» Instructions for the task
Update only the data from the line with "price-tick-label: 513: [61, 214, 90, 232]" up to and including the line with "candle-body-up: [400, 147, 419, 161]", replacing "candle-body-down" with "bearish-candle" and leaving everything else the same.

» Dataset

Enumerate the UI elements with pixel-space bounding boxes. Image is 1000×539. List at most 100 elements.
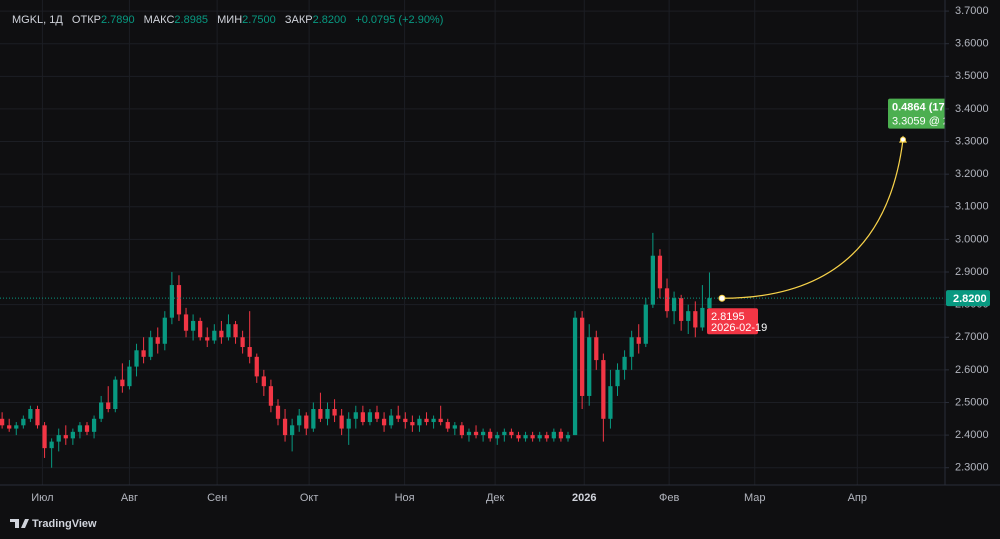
target-label-box — [888, 98, 945, 129]
candle-body — [226, 324, 231, 338]
candle-body — [162, 317, 167, 344]
candle-body — [339, 415, 344, 429]
candle-body — [325, 409, 330, 419]
start-price-label: 2.8195 — [711, 311, 745, 323]
candle-body — [77, 425, 83, 432]
candle-body — [565, 435, 571, 439]
candle-body — [650, 255, 655, 305]
candle-body — [657, 255, 663, 289]
candle-body — [56, 435, 61, 442]
candle-body — [106, 402, 111, 410]
candle-body — [290, 425, 295, 436]
candle-body — [212, 330, 217, 341]
candle-body — [360, 412, 365, 423]
y-tick-label: 3.1000 — [955, 201, 989, 213]
projection-target: 3.3059 @ 202 — [892, 116, 961, 128]
candle-body — [282, 418, 288, 436]
y-tick-label: 3.4000 — [955, 103, 989, 115]
projection-start — [718, 294, 726, 302]
header-label: ОТКР — [72, 14, 101, 26]
candle-body — [332, 409, 337, 416]
header-value: 2.7890 — [101, 14, 135, 26]
x-tick-label: Дек — [486, 492, 505, 504]
x-tick-label: Мар — [744, 492, 766, 504]
candle-body — [601, 360, 606, 419]
candle-body — [169, 285, 175, 318]
candle-body — [572, 317, 578, 436]
candle-body — [183, 314, 189, 331]
candle-body — [35, 409, 40, 426]
candle-body — [198, 320, 203, 338]
candle-body — [205, 337, 210, 341]
candle-body — [417, 418, 422, 426]
candle-body — [495, 435, 500, 439]
candle-body — [63, 435, 68, 439]
candle-body — [113, 379, 118, 410]
candle-body — [693, 311, 698, 328]
candle-body — [551, 431, 556, 439]
candle-body — [643, 304, 648, 344]
y-tick-label: 2.6000 — [955, 364, 989, 376]
candle-body — [707, 298, 712, 309]
candle-body — [700, 307, 705, 328]
candle-body — [516, 435, 521, 439]
candle-body — [537, 435, 542, 439]
legend-header: MGKL, 1Д ОТКР2.7890 МАКС2.8985 МИН2.7500… — [12, 14, 443, 26]
candle-body — [261, 376, 266, 387]
candle-body — [671, 298, 677, 312]
candle-body — [530, 435, 535, 439]
x-tick-label: 2026 — [572, 492, 596, 504]
candle-body — [304, 415, 309, 429]
candle-body — [21, 418, 26, 426]
y-tick-label: 3.2000 — [955, 168, 989, 180]
candle-body — [629, 337, 634, 357]
candle-body — [686, 311, 691, 321]
candle-body — [42, 425, 47, 449]
candle-body — [594, 337, 599, 361]
candle-body — [275, 405, 281, 419]
brand-name: TradingView — [32, 518, 97, 530]
candle-body — [410, 422, 415, 426]
candle-body — [580, 317, 585, 396]
candle-body — [459, 425, 465, 436]
candle-body — [7, 425, 12, 429]
candle-body — [403, 418, 408, 423]
x-tick-label: Авг — [121, 492, 138, 504]
candle-body — [297, 415, 302, 426]
candle-body — [176, 285, 182, 315]
header-value: 2.8985 — [174, 14, 208, 26]
candle-body — [480, 431, 486, 436]
candle-body — [424, 418, 429, 423]
candle-body — [374, 412, 380, 419]
last-price-label: 2.8200 — [953, 293, 987, 305]
candle-body — [84, 425, 90, 432]
brand-logo: TradingView — [10, 518, 97, 530]
y-tick-label: 2.7000 — [955, 331, 989, 343]
candle-body — [91, 418, 97, 432]
candle-body — [247, 347, 252, 357]
header-label: ЗАКР — [285, 14, 313, 26]
x-tick-label: Сен — [207, 492, 227, 504]
candle-body — [254, 356, 259, 377]
candle-body — [502, 431, 507, 436]
candle-body — [14, 425, 19, 429]
candle-body — [346, 418, 351, 429]
axes: 2.30002.40002.50002.60002.70002.80002.90… — [31, 5, 990, 504]
candle-body — [49, 441, 54, 449]
candle-body — [587, 337, 592, 396]
change: +0.0795 (+2.90%) — [355, 14, 443, 26]
candle-body — [452, 425, 457, 429]
x-tick-label: Ноя — [395, 492, 415, 504]
candle-body — [148, 337, 153, 357]
candle-body — [268, 386, 274, 406]
start-date-label: 2026-02-19 — [711, 322, 767, 334]
y-tick-label: 2.4000 — [955, 429, 989, 441]
candle-body — [488, 431, 493, 439]
start-label-box — [707, 308, 758, 335]
candle-body — [558, 431, 564, 439]
candle-body — [0, 418, 5, 426]
candle-body — [396, 415, 401, 419]
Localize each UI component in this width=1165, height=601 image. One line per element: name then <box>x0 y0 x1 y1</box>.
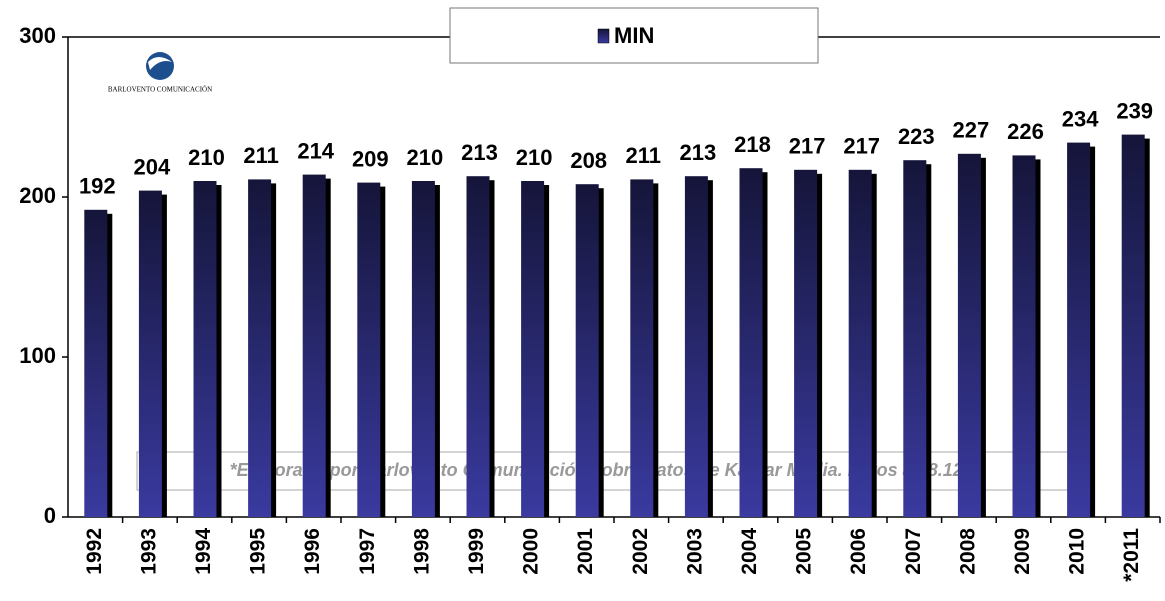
x-tick-label: 1993 <box>137 528 160 575</box>
bar <box>739 168 763 517</box>
x-tick-label: 2007 <box>902 528 925 575</box>
x-tick-label: 2001 <box>574 528 597 575</box>
bar <box>684 176 708 517</box>
x-tick-label: 2010 <box>1066 528 1089 575</box>
bar <box>630 179 654 517</box>
bar <box>903 160 927 517</box>
x-tick-label: 2006 <box>847 528 870 575</box>
data-label: 208 <box>570 148 607 173</box>
bar <box>466 176 490 517</box>
legend-label: MIN <box>614 23 654 48</box>
x-tick-label: 2008 <box>956 528 979 575</box>
data-label: 226 <box>1007 119 1044 144</box>
data-label: 211 <box>243 143 279 168</box>
data-label: 210 <box>188 145 225 170</box>
bar <box>848 169 872 518</box>
bar <box>357 182 381 517</box>
x-tick-label: 1999 <box>465 528 488 575</box>
data-label: 227 <box>953 118 990 143</box>
bar <box>794 169 818 518</box>
bar <box>411 181 435 517</box>
x-tick-label: 1992 <box>83 528 106 575</box>
bar <box>521 181 545 517</box>
y-tick-label: 0 <box>44 503 56 528</box>
y-tick-label: 300 <box>19 23 56 48</box>
data-label: 210 <box>407 145 444 170</box>
data-label: 214 <box>297 138 334 163</box>
data-label: 218 <box>734 132 771 157</box>
x-tick-label: 2005 <box>793 528 816 575</box>
data-label: 223 <box>898 124 935 149</box>
logo-text: BARLOVENTO COMUNICACIÓN <box>108 86 212 94</box>
data-label: 213 <box>461 140 498 165</box>
bar <box>248 179 272 517</box>
bar <box>1121 134 1145 517</box>
x-tick-label: 1994 <box>192 528 215 575</box>
legend-swatch <box>597 28 610 44</box>
x-tick-label: *2011 <box>1120 528 1143 582</box>
bar <box>575 184 599 517</box>
data-label: 211 <box>626 143 662 168</box>
data-label: 217 <box>843 134 880 159</box>
x-tick-label: 2004 <box>738 528 761 575</box>
data-label: 210 <box>516 145 553 170</box>
x-tick-label: 1998 <box>410 528 433 575</box>
bar <box>193 181 217 517</box>
bar <box>1012 155 1036 517</box>
data-label: 217 <box>789 134 826 159</box>
data-label: 234 <box>1062 106 1099 131</box>
data-label: 209 <box>352 146 389 171</box>
data-label: 192 <box>79 174 116 199</box>
x-tick-label: 1995 <box>247 528 270 575</box>
data-label: 204 <box>134 154 171 179</box>
y-tick-label: 100 <box>19 343 56 368</box>
data-label: 213 <box>680 140 717 165</box>
bar <box>957 153 981 518</box>
x-tick-label: 2002 <box>629 528 652 575</box>
bar <box>1067 142 1091 517</box>
x-tick-label: 2000 <box>520 528 543 575</box>
x-tick-label: 2003 <box>683 528 706 575</box>
data-label: 239 <box>1116 98 1153 123</box>
x-tick-label: 2009 <box>1011 528 1034 575</box>
bar <box>84 209 108 518</box>
x-tick-label: 1997 <box>356 528 379 575</box>
y-tick-label: 200 <box>19 183 56 208</box>
bar <box>138 190 162 517</box>
x-tick-label: 1996 <box>301 528 324 575</box>
legend-box <box>449 7 819 64</box>
bar <box>302 174 326 517</box>
logo: BARLOVENTO COMUNICACIÓN <box>108 52 212 94</box>
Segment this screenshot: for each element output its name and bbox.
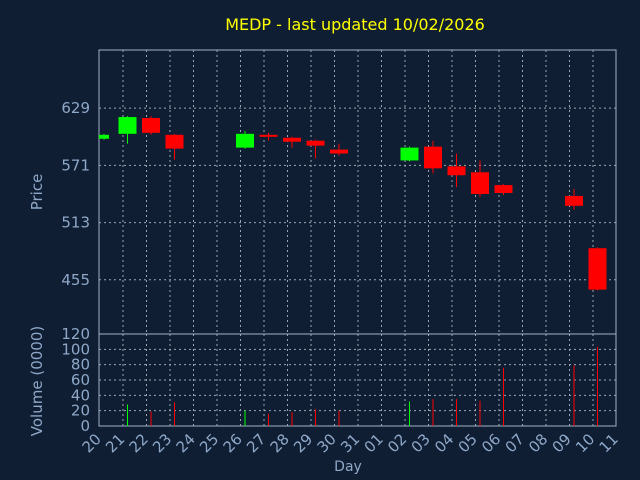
price-tick-label: 513: [61, 214, 90, 232]
candle-body-down: [142, 118, 160, 133]
candle-body-down: [471, 172, 489, 194]
candle-body-down: [588, 248, 607, 290]
volume-tick-label: 120: [61, 325, 90, 343]
candle-body-down: [447, 166, 466, 176]
candle-body-up: [118, 117, 137, 134]
x-axis-tick-labels: 2021222324252627282930310102030405060708…: [79, 430, 622, 456]
price-tick-label: 455: [61, 271, 90, 289]
candle-body-up: [400, 147, 419, 161]
price-panel: 629 571 513 455: [61, 49, 617, 335]
volume-tick-label: 60: [71, 371, 90, 389]
volume-axis-label: Volume (0000): [28, 326, 46, 436]
volume-tick-label: 40: [71, 386, 90, 404]
candle-body-down: [306, 140, 325, 146]
candle-body-down: [330, 149, 348, 154]
candle-body-up: [99, 134, 109, 139]
volume-tick-label: 100: [61, 340, 90, 358]
candle-body-down: [259, 134, 278, 137]
price-axis-label: Price: [28, 174, 46, 211]
price-tick-label: 629: [61, 99, 90, 117]
candle-body-down: [165, 134, 184, 149]
price-tick-label: 571: [61, 156, 90, 174]
candle-body-down: [565, 195, 583, 206]
candle-body-down: [424, 146, 442, 169]
x-axis-label: Day: [334, 459, 362, 475]
candle-body-down: [494, 185, 513, 193]
volume-tick-label: 0: [80, 417, 90, 435]
chart-title: MEDP - last updated 10/02/2026: [225, 15, 485, 34]
candle-body-down: [283, 137, 301, 142]
candle-body-up: [236, 133, 254, 148]
volume-tick-label: 80: [71, 356, 90, 374]
volume-tick-label: 20: [71, 402, 90, 420]
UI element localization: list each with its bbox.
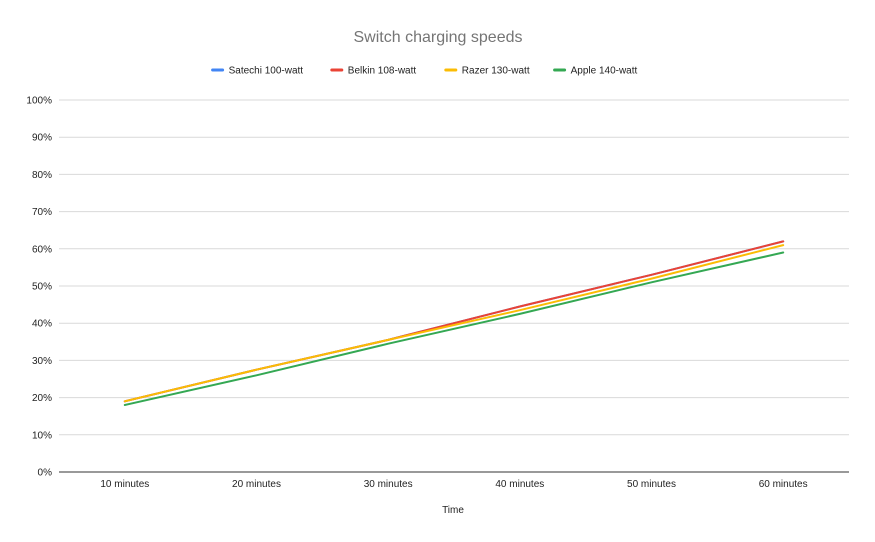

» Task solution
price-tick-label: 513: [61, 214, 90, 232]
bearish-candle: [142, 118, 160, 133]
bearish-candle: [471, 172, 489, 194]
bearish-candle: [588, 248, 607, 290]
volume-tick-label: 120: [61, 325, 90, 343]
bearish-candle: [447, 166, 466, 176]
candle-body-up: [118, 117, 137, 134]
x-axis-tick-labels: 2021222324252627282930310102030405060708…: [79, 430, 622, 456]
price-tick-label: 455: [61, 271, 90, 289]
candle-body-up: [400, 147, 419, 161]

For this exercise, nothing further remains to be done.